PROBLEM DETAILS —
Repeat the lines below exactly as they appear, but leave out the images.

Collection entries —
════════════════════

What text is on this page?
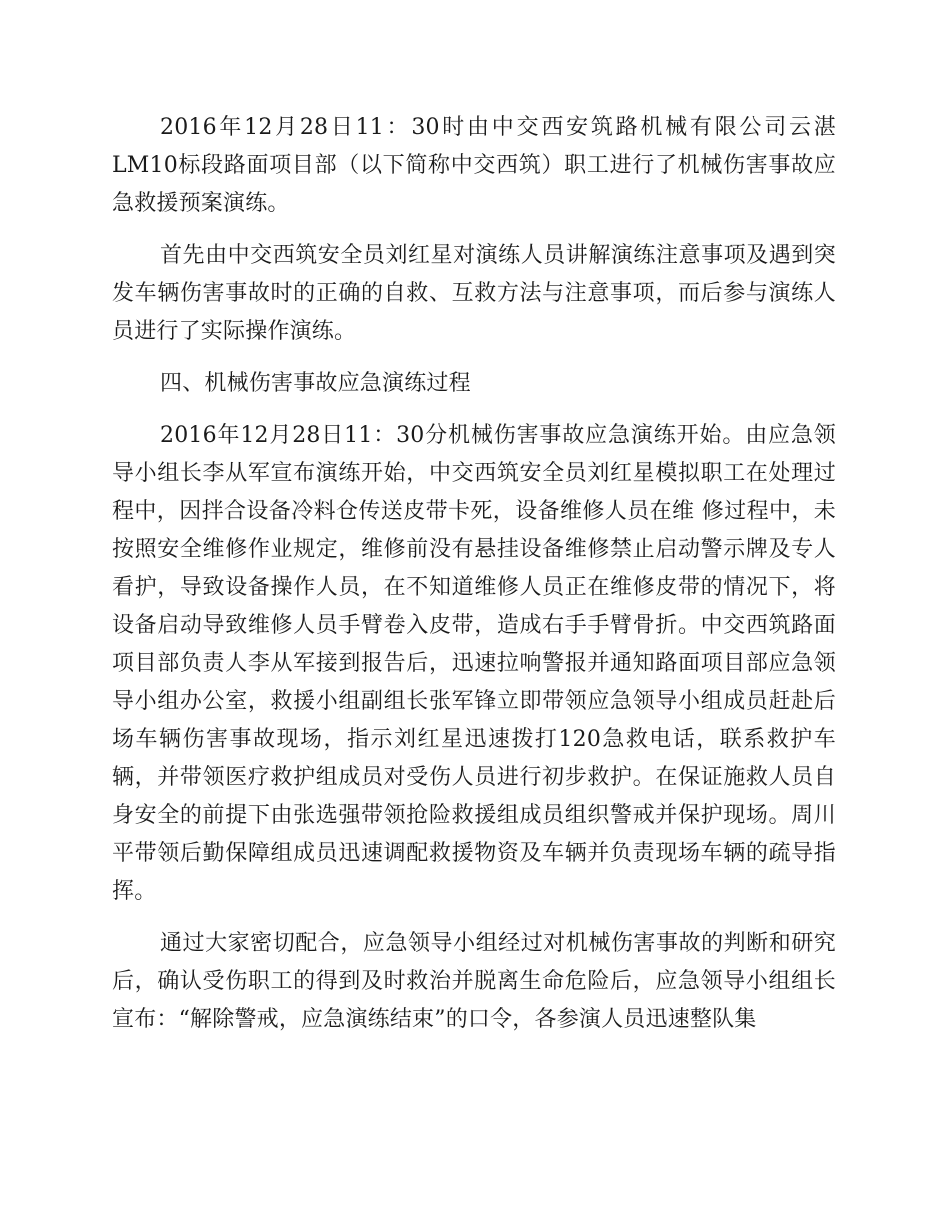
2016年12月28日11：30时由中交西安筑路机械有限公司云湛LM10标段路面项目部（以下简称中交西筑）职工进行了机械伤害事故应急救援预案演练。

首先由中交西筑安全员刘红星对演练人员讲解演练注意事项及遇到突发车辆伤害事故时的正确的自救、互救方法与注意事项，而后参与演练人员进行了实际操作演练。

四、机械伤害事故应急演练过程

2016年12月28日11：30分机械伤害事故应急演练开始。由应急领导小组长李从军宣布演练开始，中交西筑安全员刘红星模拟职工在处理过程中，因拌合设备冷料仓传送皮带卡死，设备维修人员在维 修过程中，未按照安全维修作业规定，维修前没有悬挂设备维修禁止启动警示牌及专人看护，导致设备操作人员，在不知道维修人员正在维修皮带的情况下，将设备启动导致维修人员手臂卷入皮带，造成右手手臂骨折。中交西筑路面项目部负责人李从军接到报告后，迅速拉响警报并通知路面项目部应急领导小组办公室，救援小组副组长张军锋立即带领应急领导小组成员赶赴后场车辆伤害事故现场，指示刘红星迅速拨打120急救电话，联系救护车辆，并带领医疗救护组成员对受伤人员进行初步救护。在保证施救人员自身安全的前提下由张选强带领抢险救援组成员组织警戒并保护现场。周川平带领后勤保障组成员迅速调配救援物资及车辆并负责现场车辆的疏导指挥。

通过大家密切配合，应急领导小组经过对机械伤害事故的判断和研究后，确认受伤职工的得到及时救治并脱离生命危险后，应急领导小组组长宣布：“解除警戒，应急演练结束”的口令，各参演人员迅速整队集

════════════════════

RESPONSE —
What text is on this page?
2016年12月28日11：30时由中交西安筑路机械有限公司云湛LM10标段路面项目部（以下简称中交西筑）职工进行了机械伤害事故应急救援预案演练。

首先由中交西筑安全员刘红星对演练人员讲解演练注意事项及遇到突发车辆伤害事故时的正确的自救、互救方法与注意事项，而后参与演练人员进行了实际操作演练。

四、机械伤害事故应急演练过程

2016年12月28日11：30分机械伤害事故应急演练开始。由应急领导小组长李从军宣布演练开始，中交西筑安全员刘红星模拟职工在处理过程中，因拌合设备冷料仓传送皮带卡死，设备维修人员在维 修过程中，未按照安全维修作业规定，维修前没有悬挂设备维修禁止启动警示牌及专人看护，导致设备操作人员，在不知道维修人员正在维修皮带的情况下，将设备启动导致维修人员手臂卷入皮带，造成右手手臂骨折。中交西筑路面项目部负责人李从军接到报告后，迅速拉响警报并通知路面项目部应急领导小组办公室，救援小组副组长张军锋立即带领应急领导小组成员赶赴后场车辆伤害事故现场，指示刘红星迅速拨打120急救电话，联系救护车辆，并带领医疗救护组成员对受伤人员进行初步救护。在保证施救人员自身安全的前提下由张选强带领抢险救援组成员组织警戒并保护现场。周川平带领后勤保障组成员迅速调配救援物资及车辆并负责现场车辆的疏导指挥。

通过大家密切配合，应急领导小组经过对机械伤害事故的判断和研究后，确认受伤职工的得到及时救治并脱离生命危险后，应急领导小组组长宣布：“解除警戒，应急演练结束”的口令，各参演人员迅速整队集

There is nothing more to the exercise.